__Data entries__.
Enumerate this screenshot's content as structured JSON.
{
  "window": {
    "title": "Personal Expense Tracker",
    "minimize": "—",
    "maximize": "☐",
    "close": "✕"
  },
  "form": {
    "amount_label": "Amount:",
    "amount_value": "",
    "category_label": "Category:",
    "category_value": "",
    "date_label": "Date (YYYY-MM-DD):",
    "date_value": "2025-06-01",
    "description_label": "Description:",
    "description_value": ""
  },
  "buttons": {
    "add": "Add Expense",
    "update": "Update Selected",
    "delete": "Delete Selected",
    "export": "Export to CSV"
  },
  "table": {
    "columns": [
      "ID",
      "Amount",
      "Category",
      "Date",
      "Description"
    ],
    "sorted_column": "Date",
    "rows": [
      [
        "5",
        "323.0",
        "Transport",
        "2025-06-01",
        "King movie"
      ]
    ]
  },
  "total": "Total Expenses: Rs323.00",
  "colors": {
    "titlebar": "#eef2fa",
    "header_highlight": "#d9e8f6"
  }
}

==

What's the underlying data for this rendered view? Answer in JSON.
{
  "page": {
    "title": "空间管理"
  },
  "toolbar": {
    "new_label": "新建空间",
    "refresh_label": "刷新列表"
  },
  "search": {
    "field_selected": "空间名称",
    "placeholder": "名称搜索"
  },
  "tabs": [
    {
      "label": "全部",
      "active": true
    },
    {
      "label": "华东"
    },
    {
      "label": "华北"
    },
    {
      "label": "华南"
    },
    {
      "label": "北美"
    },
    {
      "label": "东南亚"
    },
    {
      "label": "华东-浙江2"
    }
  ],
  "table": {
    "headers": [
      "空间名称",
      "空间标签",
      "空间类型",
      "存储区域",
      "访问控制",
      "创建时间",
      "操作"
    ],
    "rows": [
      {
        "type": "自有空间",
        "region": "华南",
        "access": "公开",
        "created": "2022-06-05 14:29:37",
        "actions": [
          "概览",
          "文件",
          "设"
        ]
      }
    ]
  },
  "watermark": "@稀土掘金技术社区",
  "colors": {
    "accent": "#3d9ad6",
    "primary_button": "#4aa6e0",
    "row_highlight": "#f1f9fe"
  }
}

__Stated task__.
Filter out all lines lacking the word "this" and copy the rest.

__Written response__.
Enumerate this screenshot's content as structured JSON.
What's the underlying data for this rendered view? Answer in JSON.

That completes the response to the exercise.